--- Record extracts ---
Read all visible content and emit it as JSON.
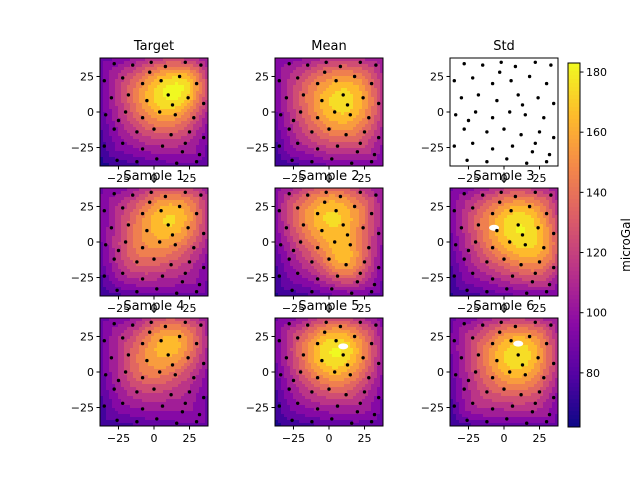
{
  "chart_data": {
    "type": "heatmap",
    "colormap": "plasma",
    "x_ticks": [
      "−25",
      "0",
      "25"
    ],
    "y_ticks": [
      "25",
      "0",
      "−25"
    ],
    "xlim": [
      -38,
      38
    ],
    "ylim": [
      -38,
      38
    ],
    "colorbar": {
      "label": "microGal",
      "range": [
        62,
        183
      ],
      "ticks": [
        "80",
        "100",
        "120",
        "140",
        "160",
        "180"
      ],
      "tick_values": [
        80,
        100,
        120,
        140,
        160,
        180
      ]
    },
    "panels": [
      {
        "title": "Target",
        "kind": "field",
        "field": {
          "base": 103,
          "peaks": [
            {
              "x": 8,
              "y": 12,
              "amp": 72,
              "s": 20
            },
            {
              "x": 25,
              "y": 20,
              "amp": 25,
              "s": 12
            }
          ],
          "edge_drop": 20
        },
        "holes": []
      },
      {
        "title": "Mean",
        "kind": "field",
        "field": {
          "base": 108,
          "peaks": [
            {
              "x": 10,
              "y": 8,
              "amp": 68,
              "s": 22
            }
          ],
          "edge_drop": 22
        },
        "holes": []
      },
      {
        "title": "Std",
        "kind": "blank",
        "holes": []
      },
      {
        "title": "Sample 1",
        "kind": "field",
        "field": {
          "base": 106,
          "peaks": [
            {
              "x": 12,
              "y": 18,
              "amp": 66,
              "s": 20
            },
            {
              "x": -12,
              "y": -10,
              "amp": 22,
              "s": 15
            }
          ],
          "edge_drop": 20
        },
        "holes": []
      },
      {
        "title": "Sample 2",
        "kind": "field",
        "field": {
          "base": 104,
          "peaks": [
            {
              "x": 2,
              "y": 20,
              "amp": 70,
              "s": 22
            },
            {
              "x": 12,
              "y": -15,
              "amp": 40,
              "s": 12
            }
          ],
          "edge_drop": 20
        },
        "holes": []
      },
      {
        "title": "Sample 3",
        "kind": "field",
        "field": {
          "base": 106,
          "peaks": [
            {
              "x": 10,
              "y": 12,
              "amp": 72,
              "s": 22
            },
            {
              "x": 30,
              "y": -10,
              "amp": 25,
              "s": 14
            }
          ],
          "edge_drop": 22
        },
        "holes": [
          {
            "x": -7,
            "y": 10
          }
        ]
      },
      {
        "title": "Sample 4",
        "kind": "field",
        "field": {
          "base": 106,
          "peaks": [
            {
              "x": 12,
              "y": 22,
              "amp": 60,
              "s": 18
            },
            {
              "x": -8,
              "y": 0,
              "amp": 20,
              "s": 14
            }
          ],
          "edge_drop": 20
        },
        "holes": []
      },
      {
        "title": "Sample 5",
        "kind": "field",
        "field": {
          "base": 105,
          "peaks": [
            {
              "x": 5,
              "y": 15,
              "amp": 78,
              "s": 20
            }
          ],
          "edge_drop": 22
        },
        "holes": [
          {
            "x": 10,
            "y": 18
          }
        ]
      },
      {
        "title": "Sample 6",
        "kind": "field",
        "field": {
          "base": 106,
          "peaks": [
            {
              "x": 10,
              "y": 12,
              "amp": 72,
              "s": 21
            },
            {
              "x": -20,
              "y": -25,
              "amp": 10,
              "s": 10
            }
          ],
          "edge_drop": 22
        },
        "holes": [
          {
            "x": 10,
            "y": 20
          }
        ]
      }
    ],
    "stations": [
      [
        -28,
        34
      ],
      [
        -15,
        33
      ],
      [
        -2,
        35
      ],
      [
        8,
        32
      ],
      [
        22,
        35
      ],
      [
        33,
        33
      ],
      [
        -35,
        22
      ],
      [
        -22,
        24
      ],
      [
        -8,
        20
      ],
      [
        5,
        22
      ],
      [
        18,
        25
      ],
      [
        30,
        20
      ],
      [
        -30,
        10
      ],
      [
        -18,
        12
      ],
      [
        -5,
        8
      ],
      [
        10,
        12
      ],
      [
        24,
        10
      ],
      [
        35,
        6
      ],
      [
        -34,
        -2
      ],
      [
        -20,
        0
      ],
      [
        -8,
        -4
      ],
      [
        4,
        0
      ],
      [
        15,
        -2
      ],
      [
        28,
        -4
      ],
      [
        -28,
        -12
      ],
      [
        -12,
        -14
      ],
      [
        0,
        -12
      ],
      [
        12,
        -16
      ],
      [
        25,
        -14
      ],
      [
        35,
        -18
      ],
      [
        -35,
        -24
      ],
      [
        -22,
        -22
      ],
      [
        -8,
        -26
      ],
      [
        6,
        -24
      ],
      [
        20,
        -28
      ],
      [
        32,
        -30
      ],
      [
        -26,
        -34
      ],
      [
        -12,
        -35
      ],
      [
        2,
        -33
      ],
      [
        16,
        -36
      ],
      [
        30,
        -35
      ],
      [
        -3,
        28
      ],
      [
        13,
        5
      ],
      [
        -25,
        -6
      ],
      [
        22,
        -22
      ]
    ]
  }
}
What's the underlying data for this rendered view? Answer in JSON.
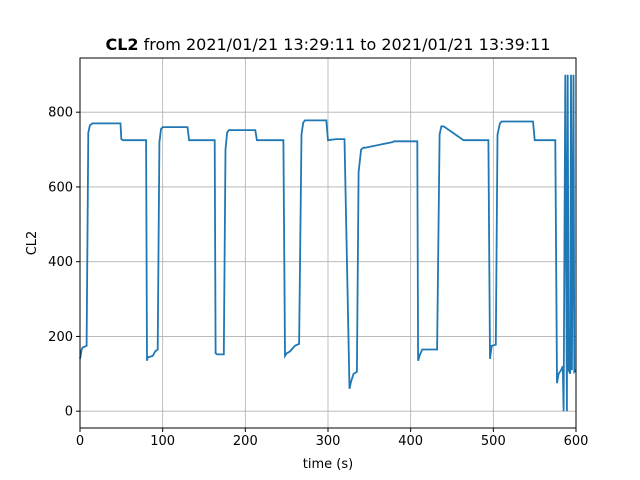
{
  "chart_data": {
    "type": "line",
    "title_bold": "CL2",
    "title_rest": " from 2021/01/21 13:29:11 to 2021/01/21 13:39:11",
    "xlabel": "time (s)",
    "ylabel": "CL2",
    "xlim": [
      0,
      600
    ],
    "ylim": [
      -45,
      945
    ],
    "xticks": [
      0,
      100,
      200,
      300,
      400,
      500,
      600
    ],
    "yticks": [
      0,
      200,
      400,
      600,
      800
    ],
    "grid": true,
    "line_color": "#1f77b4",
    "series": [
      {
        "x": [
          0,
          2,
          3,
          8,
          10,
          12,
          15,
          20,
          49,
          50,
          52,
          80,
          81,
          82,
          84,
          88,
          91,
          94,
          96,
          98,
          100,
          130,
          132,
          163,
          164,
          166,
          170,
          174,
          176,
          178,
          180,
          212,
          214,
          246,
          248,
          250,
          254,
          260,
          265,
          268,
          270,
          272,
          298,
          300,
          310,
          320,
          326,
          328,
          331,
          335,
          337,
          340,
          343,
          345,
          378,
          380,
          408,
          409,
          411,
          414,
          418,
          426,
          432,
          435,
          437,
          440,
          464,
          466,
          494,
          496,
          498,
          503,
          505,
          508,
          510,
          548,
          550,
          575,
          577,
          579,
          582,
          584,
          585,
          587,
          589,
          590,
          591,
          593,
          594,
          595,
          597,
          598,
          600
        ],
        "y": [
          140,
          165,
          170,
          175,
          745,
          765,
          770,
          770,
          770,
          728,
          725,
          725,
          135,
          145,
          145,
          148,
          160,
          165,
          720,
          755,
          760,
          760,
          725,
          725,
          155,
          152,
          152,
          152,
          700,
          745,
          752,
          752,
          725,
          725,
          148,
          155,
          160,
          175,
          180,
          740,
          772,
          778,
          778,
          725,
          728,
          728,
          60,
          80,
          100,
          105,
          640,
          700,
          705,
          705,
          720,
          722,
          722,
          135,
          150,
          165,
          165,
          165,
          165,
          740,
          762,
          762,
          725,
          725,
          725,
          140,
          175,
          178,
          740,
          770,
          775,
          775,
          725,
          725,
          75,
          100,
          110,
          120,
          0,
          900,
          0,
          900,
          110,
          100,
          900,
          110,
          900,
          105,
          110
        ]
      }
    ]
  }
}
---
→ What needs to be done
From the material, report only how many lines include the word "Sample".

→ Correct output
6